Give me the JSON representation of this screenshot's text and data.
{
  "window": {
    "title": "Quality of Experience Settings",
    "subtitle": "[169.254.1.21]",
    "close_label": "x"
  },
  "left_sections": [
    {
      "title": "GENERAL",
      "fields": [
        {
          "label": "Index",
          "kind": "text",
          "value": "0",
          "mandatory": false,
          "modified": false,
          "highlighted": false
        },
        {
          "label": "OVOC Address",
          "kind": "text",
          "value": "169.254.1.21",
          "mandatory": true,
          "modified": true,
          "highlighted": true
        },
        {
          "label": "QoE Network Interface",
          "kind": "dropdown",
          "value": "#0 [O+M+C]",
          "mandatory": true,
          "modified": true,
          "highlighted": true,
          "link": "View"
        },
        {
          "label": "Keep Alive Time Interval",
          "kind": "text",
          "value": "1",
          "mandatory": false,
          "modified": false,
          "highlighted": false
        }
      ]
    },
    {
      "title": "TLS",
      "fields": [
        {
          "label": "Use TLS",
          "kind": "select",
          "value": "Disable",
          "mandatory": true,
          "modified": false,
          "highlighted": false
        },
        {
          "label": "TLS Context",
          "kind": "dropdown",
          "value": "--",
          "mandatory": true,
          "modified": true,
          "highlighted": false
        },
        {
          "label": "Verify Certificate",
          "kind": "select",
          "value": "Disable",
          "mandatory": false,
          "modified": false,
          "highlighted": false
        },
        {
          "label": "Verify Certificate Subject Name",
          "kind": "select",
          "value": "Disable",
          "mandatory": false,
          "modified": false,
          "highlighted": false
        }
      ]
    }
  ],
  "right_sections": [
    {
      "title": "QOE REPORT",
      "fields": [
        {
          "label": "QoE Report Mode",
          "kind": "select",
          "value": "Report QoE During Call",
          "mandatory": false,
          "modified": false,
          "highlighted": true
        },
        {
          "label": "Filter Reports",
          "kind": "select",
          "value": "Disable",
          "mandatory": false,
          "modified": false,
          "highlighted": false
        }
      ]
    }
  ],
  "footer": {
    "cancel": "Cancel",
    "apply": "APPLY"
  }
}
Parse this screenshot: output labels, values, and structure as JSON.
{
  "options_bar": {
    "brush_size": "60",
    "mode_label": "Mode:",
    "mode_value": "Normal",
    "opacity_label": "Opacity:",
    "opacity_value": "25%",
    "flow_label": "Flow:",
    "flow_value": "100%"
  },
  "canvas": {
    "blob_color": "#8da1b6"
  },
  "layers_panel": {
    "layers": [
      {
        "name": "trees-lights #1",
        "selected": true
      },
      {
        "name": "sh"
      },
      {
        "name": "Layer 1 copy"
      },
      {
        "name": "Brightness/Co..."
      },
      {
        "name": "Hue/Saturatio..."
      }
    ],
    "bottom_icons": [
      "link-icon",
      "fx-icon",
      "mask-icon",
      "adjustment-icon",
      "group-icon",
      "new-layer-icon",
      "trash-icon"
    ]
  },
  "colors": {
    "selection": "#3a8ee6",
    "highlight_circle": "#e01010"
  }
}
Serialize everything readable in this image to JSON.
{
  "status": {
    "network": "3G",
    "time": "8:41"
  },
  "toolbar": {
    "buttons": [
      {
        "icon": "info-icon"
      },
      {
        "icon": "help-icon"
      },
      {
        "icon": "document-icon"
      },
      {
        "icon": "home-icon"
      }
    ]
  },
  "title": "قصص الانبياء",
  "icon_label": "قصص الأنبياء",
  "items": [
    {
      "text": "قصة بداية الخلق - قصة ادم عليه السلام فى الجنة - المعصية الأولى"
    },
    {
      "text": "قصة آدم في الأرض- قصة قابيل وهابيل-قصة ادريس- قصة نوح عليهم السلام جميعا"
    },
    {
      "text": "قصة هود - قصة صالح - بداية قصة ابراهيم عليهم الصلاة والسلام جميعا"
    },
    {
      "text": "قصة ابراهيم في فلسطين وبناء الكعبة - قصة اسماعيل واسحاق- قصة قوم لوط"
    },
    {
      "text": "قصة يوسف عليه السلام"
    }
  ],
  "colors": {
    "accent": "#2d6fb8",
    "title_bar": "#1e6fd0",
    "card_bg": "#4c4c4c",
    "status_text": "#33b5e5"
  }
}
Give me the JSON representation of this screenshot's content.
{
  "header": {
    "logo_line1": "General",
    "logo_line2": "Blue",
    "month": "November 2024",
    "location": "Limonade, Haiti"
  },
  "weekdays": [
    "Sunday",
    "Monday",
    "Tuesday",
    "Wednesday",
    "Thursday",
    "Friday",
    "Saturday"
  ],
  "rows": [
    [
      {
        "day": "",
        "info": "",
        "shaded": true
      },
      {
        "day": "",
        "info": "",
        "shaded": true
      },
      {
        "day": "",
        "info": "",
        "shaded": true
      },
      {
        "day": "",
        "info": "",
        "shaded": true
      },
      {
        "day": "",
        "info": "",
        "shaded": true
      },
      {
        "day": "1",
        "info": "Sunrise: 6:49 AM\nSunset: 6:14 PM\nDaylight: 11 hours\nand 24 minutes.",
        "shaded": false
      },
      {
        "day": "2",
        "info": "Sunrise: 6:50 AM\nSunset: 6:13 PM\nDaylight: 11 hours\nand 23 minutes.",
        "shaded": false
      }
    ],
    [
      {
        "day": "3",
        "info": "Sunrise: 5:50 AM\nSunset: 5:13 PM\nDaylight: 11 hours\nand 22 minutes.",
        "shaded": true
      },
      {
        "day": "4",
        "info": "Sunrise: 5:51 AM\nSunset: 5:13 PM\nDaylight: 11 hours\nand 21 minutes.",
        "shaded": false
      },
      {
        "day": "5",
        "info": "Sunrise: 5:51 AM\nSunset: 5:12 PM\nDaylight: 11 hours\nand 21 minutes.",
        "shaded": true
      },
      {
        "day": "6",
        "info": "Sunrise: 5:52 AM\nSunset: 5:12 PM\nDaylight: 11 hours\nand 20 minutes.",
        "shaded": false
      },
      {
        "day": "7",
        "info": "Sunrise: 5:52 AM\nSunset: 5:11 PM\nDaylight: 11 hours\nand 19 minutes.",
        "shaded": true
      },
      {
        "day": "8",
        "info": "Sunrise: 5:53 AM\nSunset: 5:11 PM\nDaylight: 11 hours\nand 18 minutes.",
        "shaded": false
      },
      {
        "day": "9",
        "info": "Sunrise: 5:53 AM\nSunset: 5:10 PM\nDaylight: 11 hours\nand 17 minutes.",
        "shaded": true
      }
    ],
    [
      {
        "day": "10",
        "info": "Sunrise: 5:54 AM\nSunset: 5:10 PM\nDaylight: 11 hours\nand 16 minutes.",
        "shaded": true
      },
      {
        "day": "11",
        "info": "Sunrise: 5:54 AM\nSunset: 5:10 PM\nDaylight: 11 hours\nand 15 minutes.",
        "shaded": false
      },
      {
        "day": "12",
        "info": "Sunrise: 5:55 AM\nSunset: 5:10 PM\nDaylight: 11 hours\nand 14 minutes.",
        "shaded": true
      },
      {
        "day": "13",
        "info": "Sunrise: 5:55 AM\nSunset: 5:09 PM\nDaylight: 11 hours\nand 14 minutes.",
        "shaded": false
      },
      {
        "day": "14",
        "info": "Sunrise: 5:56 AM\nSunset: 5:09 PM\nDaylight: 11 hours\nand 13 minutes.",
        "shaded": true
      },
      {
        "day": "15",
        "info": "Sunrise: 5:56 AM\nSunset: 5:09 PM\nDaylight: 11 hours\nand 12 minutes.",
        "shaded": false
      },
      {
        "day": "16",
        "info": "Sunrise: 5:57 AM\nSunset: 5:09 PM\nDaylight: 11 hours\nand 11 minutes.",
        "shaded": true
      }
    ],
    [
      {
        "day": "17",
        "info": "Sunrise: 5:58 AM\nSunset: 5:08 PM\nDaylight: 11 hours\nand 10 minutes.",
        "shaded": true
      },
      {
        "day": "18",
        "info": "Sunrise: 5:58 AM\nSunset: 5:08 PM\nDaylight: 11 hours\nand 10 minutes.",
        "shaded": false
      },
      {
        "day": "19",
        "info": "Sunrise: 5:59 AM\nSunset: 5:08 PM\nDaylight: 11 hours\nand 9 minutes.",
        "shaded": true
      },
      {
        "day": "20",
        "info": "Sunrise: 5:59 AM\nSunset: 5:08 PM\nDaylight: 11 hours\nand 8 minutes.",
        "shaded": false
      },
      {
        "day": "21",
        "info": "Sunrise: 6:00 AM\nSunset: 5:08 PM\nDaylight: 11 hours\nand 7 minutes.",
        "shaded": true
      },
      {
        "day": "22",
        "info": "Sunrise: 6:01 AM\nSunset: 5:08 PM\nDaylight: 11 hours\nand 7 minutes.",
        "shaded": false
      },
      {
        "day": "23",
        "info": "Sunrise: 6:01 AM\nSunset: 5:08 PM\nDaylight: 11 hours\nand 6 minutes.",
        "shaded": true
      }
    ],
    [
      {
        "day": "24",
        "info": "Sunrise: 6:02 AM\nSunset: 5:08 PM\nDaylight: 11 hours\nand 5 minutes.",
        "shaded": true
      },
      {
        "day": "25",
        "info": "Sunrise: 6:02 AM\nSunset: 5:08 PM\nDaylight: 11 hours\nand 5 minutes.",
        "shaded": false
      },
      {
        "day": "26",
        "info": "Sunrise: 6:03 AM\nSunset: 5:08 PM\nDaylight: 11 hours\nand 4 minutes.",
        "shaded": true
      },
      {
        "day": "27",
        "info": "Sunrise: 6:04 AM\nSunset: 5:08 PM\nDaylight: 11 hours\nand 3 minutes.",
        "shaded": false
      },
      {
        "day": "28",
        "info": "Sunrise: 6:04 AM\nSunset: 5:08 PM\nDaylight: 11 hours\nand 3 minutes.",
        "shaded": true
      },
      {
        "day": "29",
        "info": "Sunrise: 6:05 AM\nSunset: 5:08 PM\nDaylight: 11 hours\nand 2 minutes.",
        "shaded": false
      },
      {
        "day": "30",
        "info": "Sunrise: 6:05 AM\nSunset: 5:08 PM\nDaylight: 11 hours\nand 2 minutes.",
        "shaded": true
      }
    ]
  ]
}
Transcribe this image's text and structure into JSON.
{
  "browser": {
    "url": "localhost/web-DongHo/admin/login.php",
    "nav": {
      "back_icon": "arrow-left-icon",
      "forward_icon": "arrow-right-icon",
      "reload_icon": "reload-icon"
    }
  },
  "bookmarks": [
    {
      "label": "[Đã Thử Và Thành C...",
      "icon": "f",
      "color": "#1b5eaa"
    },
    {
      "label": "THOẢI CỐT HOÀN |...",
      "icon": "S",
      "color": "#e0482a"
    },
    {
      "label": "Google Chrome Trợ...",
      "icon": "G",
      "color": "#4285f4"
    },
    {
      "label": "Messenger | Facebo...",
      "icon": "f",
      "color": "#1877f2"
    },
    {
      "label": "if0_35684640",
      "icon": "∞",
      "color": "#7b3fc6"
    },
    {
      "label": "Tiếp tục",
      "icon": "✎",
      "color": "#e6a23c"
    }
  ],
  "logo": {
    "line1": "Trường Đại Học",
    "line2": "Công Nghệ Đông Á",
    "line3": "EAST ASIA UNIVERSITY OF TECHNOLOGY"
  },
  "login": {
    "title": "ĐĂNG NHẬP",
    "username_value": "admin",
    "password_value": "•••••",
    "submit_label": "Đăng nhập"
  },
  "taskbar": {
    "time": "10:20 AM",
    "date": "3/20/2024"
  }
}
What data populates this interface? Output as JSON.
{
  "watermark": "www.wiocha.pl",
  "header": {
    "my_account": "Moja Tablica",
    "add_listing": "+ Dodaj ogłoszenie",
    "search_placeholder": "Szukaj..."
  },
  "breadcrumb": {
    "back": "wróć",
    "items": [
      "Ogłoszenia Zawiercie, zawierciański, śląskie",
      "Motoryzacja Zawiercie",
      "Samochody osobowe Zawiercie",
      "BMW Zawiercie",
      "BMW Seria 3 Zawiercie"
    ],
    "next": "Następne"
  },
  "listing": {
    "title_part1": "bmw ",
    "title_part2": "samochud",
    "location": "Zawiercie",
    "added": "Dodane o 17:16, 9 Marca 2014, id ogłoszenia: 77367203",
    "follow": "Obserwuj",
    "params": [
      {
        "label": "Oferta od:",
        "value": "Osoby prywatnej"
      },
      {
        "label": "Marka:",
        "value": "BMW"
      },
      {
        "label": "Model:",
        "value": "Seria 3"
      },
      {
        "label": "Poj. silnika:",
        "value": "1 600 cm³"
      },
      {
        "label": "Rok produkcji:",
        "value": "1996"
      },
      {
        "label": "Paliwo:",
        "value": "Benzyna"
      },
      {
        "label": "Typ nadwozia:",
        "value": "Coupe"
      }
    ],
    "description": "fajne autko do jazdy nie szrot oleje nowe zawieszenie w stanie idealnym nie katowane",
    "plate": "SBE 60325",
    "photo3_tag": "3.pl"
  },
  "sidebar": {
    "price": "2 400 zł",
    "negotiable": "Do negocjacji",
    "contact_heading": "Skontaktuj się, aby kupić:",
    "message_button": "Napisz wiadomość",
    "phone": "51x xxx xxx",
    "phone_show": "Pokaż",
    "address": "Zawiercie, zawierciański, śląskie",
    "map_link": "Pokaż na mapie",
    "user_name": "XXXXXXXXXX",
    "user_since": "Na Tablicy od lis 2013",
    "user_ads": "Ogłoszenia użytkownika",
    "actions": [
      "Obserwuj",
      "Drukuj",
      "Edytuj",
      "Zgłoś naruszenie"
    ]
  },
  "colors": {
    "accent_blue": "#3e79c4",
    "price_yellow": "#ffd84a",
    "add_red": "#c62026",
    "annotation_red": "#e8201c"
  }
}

━━━━━━

§ PROBLEM STATEMENT:
Identify the lines of the data that contain the word "ابراهيم". Copy each of them.

§ FULL ANSWER:
      "text": "قصة هود - قصة صالح - بداية قصة ابراهيم عليهم الصلاة والسلام جميعا"
      "text": "قصة ابراهيم في فلسطين وبناء الكعبة - قصة اسماعيل واسحاق- قصة قوم لوط"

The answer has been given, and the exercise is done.